_TASK_: Restate the records that follow word for word; no pictures should appear.

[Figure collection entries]
-*-*-

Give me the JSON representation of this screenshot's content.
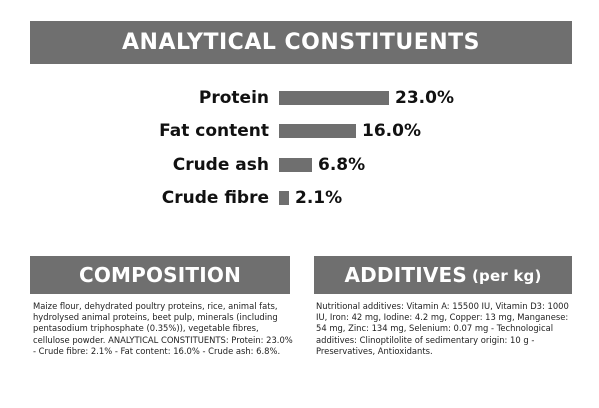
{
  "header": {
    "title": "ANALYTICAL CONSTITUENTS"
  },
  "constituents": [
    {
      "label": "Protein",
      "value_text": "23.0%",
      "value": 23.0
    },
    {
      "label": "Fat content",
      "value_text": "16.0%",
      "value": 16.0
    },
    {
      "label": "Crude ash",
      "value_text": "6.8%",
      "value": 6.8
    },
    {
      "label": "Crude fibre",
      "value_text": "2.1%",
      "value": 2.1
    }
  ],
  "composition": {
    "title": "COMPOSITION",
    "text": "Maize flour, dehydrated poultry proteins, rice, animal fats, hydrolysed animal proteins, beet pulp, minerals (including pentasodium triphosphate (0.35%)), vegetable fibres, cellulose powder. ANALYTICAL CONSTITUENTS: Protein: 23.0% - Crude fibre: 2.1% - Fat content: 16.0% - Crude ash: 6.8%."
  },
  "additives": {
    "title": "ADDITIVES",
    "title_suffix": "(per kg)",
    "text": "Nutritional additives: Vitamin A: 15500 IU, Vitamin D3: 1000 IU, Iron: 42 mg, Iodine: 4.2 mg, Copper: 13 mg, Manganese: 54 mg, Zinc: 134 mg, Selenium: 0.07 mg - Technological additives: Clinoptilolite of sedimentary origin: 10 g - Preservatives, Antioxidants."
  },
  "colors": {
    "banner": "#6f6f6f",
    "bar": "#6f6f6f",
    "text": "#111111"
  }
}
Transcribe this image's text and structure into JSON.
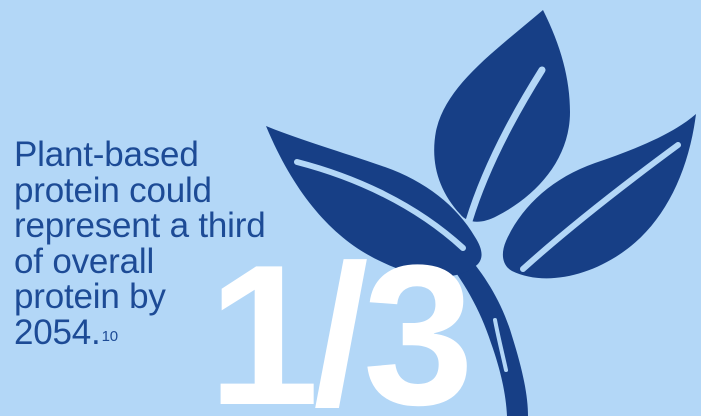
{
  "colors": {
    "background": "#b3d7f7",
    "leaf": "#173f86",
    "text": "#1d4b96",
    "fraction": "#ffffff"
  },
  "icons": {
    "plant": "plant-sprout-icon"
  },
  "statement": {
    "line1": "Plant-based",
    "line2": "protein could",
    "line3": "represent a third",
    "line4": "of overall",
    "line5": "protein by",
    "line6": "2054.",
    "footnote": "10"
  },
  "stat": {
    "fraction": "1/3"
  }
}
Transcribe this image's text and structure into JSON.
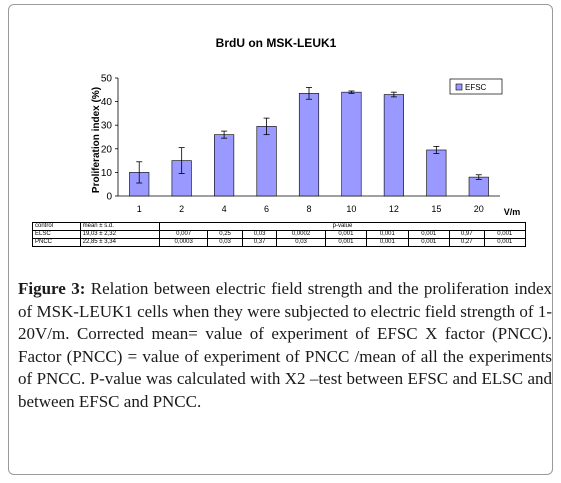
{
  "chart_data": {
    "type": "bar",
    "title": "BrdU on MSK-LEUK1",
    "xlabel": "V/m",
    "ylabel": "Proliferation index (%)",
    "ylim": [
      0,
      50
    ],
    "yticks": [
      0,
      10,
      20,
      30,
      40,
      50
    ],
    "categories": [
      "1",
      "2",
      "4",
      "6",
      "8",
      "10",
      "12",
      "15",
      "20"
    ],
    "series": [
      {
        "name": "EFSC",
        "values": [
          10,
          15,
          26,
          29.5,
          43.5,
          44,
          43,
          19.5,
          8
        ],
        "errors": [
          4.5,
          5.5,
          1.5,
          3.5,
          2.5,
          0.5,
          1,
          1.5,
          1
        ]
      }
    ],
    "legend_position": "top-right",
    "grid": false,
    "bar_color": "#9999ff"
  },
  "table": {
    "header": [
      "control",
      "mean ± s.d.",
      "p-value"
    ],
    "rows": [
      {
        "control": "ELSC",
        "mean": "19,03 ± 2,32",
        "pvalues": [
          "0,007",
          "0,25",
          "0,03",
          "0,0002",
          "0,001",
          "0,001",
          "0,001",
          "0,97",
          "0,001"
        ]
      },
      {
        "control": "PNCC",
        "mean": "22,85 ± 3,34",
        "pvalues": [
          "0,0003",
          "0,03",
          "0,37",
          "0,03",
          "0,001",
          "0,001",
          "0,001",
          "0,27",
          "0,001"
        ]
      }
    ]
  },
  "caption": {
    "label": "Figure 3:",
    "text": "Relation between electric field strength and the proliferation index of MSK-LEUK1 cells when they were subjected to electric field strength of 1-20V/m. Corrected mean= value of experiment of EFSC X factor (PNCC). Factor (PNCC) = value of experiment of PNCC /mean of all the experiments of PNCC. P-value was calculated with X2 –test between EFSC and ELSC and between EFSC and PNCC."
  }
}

-*-*-

_TASK OUTPUT_:
Give me the JSON representation of this screenshot's content.
{
  "header": {
    "title": "ANALYTICAL CONSTITUENTS"
  },
  "constituents": [
    {
      "label": "Protein",
      "value_text": "23.0%",
      "value": 23.0
    },
    {
      "label": "Fat content",
      "value_text": "16.0%",
      "value": 16.0
    },
    {
      "label": "Crude ash",
      "value_text": "6.8%",
      "value": 6.8
    },
    {
      "label": "Crude fibre",
      "value_text": "2.1%",
      "value": 2.1
    }
  ],
  "composition": {
    "title": "COMPOSITION",
    "text": "Maize flour, dehydrated poultry proteins, rice, animal fats, hydrolysed animal proteins, beet pulp, minerals (including pentasodium triphosphate (0.35%)), vegetable fibres, cellulose powder. ANALYTICAL CONSTITUENTS: Protein: 23.0% - Crude fibre: 2.1% - Fat content: 16.0% - Crude ash: 6.8%."
  },
  "additives": {
    "title": "ADDITIVES",
    "title_suffix": "(per kg)",
    "text": "Nutritional additives: Vitamin A: 15500 IU, Vitamin D3: 1000 IU, Iron: 42 mg, Iodine: 4.2 mg, Copper: 13 mg, Manganese: 54 mg, Zinc: 134 mg, Selenium: 0.07 mg - Technological additives: Clinoptilolite of sedimentary origin: 10 g - Preservatives, Antioxidants."
  },
  "colors": {
    "banner": "#6f6f6f",
    "bar": "#6f6f6f",
    "text": "#111111"
  }
}
Transcribe this image's text and structure into JSON.
{
  "colors": {
    "background": "#b3d7f7",
    "leaf": "#173f86",
    "text": "#1d4b96",
    "fraction": "#ffffff"
  },
  "icons": {
    "plant": "plant-sprout-icon"
  },
  "statement": {
    "line1": "Plant-based",
    "line2": "protein could",
    "line3": "represent a third",
    "line4": "of overall",
    "line5": "protein by",
    "line6": "2054.",
    "footnote": "10"
  },
  "stat": {
    "fraction": "1/3"
  }
}
Transcribe this image's text and structure into JSON.
{
  "chart_data": {
    "type": "bar",
    "title": "BrdU on MSK-LEUK1",
    "xlabel": "V/m",
    "ylabel": "Proliferation index (%)",
    "ylim": [
      0,
      50
    ],
    "yticks": [
      0,
      10,
      20,
      30,
      40,
      50
    ],
    "categories": [
      "1",
      "2",
      "4",
      "6",
      "8",
      "10",
      "12",
      "15",
      "20"
    ],
    "series": [
      {
        "name": "EFSC",
        "values": [
          10,
          15,
          26,
          29.5,
          43.5,
          44,
          43,
          19.5,
          8
        ],
        "errors": [
          4.5,
          5.5,
          1.5,
          3.5,
          2.5,
          0.5,
          1,
          1.5,
          1
        ]
      }
    ],
    "legend_position": "top-right",
    "grid": false,
    "bar_color": "#9999ff"
  },
  "table": {
    "header": [
      "control",
      "mean ± s.d.",
      "p-value"
    ],
    "rows": [
      {
        "control": "ELSC",
        "mean": "19,03 ± 2,32",
        "pvalues": [
          "0,007",
          "0,25",
          "0,03",
          "0,0002",
          "0,001",
          "0,001",
          "0,001",
          "0,97",
          "0,001"
        ]
      },
      {
        "control": "PNCC",
        "mean": "22,85 ± 3,34",
        "pvalues": [
          "0,0003",
          "0,03",
          "0,37",
          "0,03",
          "0,001",
          "0,001",
          "0,001",
          "0,27",
          "0,001"
        ]
      }
    ]
  },
  "caption": {
    "label": "Figure 3:",
    "text": "Relation between electric field strength and the proliferation index of MSK-LEUK1 cells when they were subjected to electric field strength of 1-20V/m. Corrected mean= value of experiment of EFSC X factor (PNCC). Factor (PNCC) = value of experiment of PNCC /mean of all the experiments of PNCC. P-value was calculated with X2 –test between EFSC and ELSC and between EFSC and PNCC."
  }
}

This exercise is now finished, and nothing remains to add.